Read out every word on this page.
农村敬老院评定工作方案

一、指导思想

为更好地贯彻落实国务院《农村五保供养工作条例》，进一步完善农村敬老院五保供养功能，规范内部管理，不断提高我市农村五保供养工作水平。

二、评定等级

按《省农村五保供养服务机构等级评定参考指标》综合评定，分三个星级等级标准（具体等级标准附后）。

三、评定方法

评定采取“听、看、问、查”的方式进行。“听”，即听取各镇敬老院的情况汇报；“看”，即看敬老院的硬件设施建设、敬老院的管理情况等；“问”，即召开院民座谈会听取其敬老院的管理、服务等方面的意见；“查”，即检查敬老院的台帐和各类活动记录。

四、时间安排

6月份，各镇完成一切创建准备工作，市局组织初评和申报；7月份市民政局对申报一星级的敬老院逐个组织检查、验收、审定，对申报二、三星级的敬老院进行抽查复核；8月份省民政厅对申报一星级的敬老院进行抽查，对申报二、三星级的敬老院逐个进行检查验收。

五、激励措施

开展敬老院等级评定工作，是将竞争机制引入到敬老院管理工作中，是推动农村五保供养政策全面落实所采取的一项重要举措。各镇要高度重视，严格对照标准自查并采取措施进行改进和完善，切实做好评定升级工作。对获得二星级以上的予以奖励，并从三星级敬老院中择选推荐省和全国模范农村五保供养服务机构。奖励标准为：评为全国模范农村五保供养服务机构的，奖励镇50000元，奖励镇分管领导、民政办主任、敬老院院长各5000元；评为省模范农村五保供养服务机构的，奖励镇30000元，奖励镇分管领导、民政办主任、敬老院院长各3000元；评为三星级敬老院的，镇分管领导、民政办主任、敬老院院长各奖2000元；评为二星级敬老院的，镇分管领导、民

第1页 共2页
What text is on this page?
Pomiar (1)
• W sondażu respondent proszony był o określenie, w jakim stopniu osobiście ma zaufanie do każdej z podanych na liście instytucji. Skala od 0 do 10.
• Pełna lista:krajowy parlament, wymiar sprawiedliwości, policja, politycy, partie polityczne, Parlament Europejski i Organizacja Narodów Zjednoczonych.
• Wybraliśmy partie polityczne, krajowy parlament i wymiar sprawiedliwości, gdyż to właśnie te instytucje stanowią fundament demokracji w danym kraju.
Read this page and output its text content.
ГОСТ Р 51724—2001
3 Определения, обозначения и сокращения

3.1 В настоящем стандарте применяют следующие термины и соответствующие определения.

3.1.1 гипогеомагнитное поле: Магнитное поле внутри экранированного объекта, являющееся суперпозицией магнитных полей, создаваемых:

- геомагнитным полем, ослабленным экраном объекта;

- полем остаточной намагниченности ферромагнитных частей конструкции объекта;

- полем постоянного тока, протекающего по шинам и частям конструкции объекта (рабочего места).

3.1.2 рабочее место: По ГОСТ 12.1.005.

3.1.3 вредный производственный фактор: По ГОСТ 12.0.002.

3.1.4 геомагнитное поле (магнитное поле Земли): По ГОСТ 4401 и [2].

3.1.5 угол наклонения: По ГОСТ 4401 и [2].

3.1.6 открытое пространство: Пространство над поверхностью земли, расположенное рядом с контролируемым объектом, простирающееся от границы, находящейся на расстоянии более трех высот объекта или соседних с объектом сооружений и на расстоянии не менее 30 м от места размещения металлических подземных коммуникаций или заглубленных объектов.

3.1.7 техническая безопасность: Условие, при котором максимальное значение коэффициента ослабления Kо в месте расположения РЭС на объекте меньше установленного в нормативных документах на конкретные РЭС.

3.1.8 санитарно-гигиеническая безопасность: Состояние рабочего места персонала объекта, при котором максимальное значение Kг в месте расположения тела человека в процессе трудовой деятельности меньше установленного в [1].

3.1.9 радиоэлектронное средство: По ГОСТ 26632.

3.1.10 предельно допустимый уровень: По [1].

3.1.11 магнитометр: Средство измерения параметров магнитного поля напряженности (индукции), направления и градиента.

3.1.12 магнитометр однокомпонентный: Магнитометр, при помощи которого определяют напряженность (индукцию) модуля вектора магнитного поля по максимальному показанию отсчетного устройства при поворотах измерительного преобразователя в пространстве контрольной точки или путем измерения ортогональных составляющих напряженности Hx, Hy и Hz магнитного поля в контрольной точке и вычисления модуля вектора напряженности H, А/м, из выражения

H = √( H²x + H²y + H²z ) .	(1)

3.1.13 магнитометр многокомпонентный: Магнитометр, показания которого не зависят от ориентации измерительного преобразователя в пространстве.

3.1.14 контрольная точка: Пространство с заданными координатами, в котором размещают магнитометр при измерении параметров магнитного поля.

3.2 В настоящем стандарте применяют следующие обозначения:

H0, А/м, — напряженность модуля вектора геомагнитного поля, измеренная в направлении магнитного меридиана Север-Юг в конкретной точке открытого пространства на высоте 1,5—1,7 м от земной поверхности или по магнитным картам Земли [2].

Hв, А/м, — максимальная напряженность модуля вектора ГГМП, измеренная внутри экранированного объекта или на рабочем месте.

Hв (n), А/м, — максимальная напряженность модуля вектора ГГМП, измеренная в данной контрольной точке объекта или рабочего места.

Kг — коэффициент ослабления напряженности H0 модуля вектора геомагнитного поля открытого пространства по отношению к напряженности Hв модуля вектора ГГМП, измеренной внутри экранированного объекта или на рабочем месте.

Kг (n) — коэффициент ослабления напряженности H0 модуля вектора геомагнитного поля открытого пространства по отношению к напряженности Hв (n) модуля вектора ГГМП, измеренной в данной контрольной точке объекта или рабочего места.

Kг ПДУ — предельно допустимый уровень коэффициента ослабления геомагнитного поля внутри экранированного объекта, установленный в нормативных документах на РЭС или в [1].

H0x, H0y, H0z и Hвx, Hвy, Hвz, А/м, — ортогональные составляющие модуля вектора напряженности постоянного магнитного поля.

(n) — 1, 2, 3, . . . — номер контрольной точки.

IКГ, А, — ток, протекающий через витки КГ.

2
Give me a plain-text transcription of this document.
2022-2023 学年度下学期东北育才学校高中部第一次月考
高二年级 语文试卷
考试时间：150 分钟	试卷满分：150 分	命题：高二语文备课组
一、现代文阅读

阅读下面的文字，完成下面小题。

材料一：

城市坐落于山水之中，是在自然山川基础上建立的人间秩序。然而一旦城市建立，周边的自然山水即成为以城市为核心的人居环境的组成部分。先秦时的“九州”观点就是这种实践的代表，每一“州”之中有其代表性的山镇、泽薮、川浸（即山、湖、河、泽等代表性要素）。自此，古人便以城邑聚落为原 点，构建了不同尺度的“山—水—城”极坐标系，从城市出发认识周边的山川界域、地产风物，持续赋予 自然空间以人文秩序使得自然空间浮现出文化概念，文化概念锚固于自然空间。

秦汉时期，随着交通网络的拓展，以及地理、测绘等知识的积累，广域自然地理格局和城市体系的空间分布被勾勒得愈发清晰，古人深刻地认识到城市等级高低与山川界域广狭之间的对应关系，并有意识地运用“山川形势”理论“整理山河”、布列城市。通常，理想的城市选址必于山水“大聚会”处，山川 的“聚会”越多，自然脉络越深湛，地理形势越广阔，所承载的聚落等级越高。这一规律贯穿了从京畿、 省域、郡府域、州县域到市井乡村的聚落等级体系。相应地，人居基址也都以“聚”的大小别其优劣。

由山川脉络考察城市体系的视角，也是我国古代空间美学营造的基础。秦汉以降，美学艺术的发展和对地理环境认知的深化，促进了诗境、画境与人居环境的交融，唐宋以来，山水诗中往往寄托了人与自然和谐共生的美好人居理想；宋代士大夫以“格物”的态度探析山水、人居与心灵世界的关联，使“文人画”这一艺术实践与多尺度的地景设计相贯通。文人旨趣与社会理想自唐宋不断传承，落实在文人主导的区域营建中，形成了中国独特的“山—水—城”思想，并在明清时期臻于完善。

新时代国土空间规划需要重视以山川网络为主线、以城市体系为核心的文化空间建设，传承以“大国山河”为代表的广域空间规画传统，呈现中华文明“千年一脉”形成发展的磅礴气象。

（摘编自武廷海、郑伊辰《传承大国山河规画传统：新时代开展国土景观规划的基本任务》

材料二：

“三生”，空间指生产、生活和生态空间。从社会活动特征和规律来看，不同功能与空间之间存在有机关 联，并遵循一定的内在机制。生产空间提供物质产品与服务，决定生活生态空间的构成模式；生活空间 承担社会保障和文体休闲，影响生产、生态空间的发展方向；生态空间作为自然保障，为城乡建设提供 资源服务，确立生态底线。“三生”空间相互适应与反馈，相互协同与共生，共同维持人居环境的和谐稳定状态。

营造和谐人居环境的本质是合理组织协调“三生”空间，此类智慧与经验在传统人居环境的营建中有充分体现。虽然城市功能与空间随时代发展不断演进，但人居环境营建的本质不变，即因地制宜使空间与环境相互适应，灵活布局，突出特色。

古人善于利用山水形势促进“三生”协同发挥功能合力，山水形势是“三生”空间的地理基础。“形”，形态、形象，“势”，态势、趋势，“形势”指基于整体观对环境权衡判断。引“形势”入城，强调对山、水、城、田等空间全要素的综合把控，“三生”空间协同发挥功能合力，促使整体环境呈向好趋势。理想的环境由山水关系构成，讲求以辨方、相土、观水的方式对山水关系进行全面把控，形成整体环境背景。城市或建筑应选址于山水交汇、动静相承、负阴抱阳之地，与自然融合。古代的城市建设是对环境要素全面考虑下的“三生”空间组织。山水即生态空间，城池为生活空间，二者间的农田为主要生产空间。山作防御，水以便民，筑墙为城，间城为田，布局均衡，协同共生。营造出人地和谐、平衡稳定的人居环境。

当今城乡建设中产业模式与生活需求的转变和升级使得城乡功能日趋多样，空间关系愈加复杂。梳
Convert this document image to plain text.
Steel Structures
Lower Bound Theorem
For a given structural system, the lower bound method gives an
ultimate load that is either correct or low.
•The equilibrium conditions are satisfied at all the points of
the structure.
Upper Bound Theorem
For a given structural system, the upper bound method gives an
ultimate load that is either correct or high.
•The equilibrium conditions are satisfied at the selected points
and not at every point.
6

To do ->
Each line in the material either holds the string "максимальное" or does not. State how many do, and nothing else.

Answer below ->
2